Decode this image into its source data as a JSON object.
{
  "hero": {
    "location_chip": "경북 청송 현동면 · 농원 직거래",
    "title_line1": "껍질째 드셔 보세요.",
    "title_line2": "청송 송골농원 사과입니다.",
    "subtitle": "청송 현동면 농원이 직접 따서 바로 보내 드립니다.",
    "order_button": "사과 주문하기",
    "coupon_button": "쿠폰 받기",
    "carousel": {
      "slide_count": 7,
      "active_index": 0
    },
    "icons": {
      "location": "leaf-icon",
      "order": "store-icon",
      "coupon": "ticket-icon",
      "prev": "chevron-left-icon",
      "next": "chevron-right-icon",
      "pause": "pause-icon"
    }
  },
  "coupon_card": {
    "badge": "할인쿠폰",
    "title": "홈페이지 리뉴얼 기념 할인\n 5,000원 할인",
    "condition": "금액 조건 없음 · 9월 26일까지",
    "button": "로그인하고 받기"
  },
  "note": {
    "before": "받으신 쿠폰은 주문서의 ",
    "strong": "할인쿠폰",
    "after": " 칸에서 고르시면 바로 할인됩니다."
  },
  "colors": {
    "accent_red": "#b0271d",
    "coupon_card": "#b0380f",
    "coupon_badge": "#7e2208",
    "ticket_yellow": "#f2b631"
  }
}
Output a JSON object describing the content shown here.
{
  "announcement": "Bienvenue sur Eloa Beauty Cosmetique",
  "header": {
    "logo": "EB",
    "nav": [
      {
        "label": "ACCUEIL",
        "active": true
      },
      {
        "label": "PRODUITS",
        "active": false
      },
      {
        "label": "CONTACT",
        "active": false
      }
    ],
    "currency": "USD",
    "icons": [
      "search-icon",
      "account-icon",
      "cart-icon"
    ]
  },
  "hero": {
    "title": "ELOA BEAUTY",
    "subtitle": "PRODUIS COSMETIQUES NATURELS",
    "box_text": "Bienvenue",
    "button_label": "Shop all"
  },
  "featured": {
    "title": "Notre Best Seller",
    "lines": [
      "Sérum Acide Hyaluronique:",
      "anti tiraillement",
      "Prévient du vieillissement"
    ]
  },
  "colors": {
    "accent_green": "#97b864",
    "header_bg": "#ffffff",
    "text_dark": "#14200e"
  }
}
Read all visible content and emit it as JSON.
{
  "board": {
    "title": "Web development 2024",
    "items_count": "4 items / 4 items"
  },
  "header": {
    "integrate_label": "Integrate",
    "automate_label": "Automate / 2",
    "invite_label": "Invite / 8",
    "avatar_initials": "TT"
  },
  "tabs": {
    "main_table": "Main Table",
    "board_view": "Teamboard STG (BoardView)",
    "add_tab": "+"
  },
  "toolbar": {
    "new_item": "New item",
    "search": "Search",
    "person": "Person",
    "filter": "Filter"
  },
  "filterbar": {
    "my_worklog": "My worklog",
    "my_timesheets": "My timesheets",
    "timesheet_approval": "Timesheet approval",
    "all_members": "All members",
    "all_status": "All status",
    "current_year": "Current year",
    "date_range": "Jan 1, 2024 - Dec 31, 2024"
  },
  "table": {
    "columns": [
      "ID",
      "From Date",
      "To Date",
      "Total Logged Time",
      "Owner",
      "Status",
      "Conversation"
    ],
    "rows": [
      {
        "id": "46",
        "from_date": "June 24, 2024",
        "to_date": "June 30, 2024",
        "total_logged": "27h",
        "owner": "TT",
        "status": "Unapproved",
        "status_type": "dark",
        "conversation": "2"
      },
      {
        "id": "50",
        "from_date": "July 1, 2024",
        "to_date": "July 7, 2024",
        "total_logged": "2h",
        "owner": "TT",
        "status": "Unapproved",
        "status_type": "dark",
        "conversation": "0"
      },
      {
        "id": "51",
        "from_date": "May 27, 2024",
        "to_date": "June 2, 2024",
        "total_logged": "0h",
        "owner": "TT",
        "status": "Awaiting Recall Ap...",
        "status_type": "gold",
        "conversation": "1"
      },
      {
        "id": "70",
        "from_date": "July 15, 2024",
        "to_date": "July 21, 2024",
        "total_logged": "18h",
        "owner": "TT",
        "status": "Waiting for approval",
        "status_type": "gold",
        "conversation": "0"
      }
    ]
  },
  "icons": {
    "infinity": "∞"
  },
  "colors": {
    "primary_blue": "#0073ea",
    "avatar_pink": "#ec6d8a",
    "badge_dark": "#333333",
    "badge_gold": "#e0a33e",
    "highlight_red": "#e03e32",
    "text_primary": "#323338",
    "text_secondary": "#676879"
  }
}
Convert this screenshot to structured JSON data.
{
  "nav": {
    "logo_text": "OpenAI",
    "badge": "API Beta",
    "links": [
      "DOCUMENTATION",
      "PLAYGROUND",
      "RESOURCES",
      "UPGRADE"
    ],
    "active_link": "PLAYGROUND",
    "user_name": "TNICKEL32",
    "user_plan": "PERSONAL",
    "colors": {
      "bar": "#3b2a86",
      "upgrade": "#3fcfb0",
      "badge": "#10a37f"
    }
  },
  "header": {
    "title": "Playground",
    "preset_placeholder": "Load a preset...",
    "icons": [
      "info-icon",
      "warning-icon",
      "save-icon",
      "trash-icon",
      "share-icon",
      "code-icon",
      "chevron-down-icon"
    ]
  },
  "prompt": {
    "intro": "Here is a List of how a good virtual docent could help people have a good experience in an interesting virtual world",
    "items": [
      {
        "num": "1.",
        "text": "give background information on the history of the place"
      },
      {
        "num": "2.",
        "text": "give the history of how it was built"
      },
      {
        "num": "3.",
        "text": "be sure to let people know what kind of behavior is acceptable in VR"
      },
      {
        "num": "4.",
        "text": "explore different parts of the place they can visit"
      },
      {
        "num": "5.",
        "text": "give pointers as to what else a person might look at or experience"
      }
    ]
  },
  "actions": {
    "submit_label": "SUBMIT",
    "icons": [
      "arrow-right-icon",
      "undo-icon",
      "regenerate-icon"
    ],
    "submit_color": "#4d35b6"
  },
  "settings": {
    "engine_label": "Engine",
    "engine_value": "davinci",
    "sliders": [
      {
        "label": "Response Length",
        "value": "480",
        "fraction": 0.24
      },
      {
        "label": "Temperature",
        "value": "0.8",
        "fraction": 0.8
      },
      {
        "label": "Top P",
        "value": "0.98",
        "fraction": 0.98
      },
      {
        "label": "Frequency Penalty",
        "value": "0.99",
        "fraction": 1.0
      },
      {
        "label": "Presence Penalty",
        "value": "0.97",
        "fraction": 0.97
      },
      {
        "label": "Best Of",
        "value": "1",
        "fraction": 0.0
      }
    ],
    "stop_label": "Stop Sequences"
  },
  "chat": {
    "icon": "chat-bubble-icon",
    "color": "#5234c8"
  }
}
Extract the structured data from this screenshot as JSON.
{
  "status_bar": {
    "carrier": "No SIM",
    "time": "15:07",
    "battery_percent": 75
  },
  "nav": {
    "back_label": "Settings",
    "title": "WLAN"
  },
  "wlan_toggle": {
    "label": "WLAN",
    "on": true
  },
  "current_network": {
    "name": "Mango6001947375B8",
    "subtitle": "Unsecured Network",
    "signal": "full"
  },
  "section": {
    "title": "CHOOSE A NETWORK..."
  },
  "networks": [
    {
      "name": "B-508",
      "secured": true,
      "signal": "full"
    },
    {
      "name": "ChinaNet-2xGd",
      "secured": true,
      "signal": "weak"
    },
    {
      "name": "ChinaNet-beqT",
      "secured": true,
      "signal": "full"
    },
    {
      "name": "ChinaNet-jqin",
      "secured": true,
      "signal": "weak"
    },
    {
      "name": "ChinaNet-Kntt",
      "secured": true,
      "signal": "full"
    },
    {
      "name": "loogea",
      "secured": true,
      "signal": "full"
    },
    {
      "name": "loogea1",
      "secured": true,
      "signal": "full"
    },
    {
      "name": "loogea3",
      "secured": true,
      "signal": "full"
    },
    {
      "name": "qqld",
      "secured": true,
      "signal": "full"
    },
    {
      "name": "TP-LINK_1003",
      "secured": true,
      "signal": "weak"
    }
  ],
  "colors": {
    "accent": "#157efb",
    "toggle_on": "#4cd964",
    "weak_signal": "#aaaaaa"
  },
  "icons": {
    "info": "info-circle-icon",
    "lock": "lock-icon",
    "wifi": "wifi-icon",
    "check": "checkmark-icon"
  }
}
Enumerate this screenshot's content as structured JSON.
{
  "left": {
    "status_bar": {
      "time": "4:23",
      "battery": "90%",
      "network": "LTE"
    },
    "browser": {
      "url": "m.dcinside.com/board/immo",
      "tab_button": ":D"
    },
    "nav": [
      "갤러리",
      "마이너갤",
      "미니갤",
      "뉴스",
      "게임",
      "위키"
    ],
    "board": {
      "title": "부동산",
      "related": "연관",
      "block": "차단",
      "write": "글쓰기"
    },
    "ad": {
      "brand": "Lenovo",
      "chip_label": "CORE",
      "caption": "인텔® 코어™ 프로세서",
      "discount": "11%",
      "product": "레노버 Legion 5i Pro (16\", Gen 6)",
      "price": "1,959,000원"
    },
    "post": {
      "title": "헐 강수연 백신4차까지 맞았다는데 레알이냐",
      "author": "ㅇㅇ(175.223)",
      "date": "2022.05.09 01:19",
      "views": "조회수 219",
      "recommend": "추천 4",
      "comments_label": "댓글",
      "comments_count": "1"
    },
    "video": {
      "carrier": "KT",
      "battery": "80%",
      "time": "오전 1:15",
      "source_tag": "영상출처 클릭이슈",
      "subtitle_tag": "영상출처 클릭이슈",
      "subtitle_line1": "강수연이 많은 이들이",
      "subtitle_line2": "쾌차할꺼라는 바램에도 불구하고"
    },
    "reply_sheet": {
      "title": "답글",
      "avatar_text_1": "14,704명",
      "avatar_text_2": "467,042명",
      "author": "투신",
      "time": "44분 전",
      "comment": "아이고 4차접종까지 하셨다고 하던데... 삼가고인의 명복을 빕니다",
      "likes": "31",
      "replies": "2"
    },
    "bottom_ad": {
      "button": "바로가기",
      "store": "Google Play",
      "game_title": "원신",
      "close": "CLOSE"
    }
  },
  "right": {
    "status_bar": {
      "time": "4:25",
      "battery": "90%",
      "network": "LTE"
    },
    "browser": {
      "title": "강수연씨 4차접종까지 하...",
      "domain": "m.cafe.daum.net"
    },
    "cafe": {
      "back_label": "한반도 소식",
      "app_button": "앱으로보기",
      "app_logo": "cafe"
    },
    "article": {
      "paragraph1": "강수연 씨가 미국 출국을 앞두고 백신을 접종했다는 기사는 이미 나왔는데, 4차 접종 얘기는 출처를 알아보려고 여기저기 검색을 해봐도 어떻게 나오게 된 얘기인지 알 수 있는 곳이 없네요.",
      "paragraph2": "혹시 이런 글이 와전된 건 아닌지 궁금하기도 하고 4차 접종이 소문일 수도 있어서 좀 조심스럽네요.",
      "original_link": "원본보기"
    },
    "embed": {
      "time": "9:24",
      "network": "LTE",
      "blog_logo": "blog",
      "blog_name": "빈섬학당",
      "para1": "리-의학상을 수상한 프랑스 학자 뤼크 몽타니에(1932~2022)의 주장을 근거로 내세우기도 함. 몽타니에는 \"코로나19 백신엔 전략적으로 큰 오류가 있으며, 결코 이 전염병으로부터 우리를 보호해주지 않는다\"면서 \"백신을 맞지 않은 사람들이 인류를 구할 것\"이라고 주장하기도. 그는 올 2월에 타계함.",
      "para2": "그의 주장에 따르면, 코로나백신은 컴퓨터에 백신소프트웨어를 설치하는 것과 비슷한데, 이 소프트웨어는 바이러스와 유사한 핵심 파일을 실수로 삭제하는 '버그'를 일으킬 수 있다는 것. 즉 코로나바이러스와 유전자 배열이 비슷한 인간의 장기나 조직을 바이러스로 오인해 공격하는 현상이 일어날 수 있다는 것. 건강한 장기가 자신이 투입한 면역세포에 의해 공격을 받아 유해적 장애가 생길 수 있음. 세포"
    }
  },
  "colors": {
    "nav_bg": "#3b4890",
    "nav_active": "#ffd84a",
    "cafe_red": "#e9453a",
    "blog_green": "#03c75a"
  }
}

▶ Directions for this task: Scan the material above for the string "chevron" and return the lines that hold it.

▶ Written answer:
      "prev": "chevron-left-icon",
      "next": "chevron-right-icon",
      "chevron-down-icon"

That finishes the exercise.